▶ _Requirement_:
Print each entry as it appears. Images stay out of the copy.
─── Material for this task ───
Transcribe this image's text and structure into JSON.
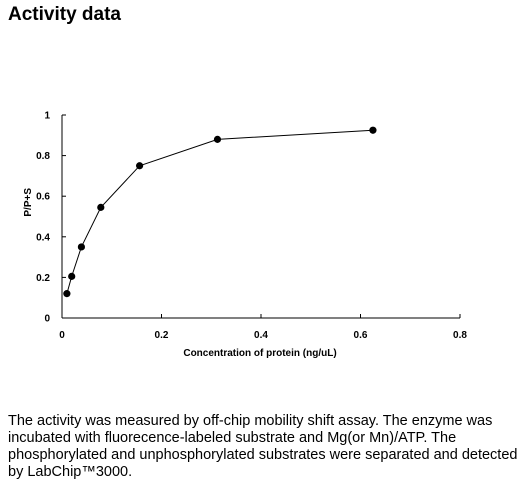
{
  "page": {
    "title": "Activity data",
    "caption": "The activity was measured by off-chip mobility shift assay. The enzyme was incubated with fluorecence-labeled  substrate and Mg(or Mn)/ATP. The phosphorylated and unphosphorylated substrates were separated and detected by LabChip™3000."
  },
  "chart_data": {
    "type": "scatter",
    "title": "",
    "xlabel": "Concentration of protein (ng/uL)",
    "ylabel": "P/P+S",
    "xlim": [
      0,
      0.8
    ],
    "ylim": [
      0,
      1
    ],
    "x_ticks": [
      0,
      0.2,
      0.4,
      0.6,
      0.8
    ],
    "x_tick_labels": [
      "0",
      "0.2",
      "0.4",
      "0.6",
      "0.8"
    ],
    "y_ticks": [
      0,
      0.2,
      0.4,
      0.6,
      0.8,
      1
    ],
    "y_tick_labels": [
      "0",
      "0.2",
      "0.4",
      "0.6",
      "0.8",
      "1"
    ],
    "grid": false,
    "connected": true,
    "series": [
      {
        "x": [
          0.0098,
          0.0195,
          0.039,
          0.078,
          0.156,
          0.3125,
          0.625
        ],
        "y": [
          0.12,
          0.205,
          0.35,
          0.545,
          0.75,
          0.88,
          0.925
        ]
      }
    ],
    "colors": {
      "line": "#000000",
      "marker": "#000000"
    }
  }
}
───
▶ _Solution_:
Transcribe this image's text and structure into JSON.
{
  "page": {
    "title": "Activity data",
    "caption": "The activity was measured by off-chip mobility shift assay. The enzyme was incubated with fluorecence-labeled  substrate and Mg(or Mn)/ATP. The phosphorylated and unphosphorylated substrates were separated and detected by LabChip™3000."
  },
  "chart_data": {
    "type": "scatter",
    "title": "",
    "xlabel": "Concentration of protein (ng/uL)",
    "ylabel": "P/P+S",
    "xlim": [
      0,
      0.8
    ],
    "ylim": [
      0,
      1
    ],
    "x_ticks": [
      0,
      0.2,
      0.4,
      0.6,
      0.8
    ],
    "x_tick_labels": [
      "0",
      "0.2",
      "0.4",
      "0.6",
      "0.8"
    ],
    "y_ticks": [
      0,
      0.2,
      0.4,
      0.6,
      0.8,
      1
    ],
    "y_tick_labels": [
      "0",
      "0.2",
      "0.4",
      "0.6",
      "0.8",
      "1"
    ],
    "grid": false,
    "connected": true,
    "series": [
      {
        "x": [
          0.0098,
          0.0195,
          0.039,
          0.078,
          0.156,
          0.3125,
          0.625
        ],
        "y": [
          0.12,
          0.205,
          0.35,
          0.545,
          0.75,
          0.88,
          0.925
        ]
      }
    ],
    "colors": {
      "line": "#000000",
      "marker": "#000000"
    }
  }
}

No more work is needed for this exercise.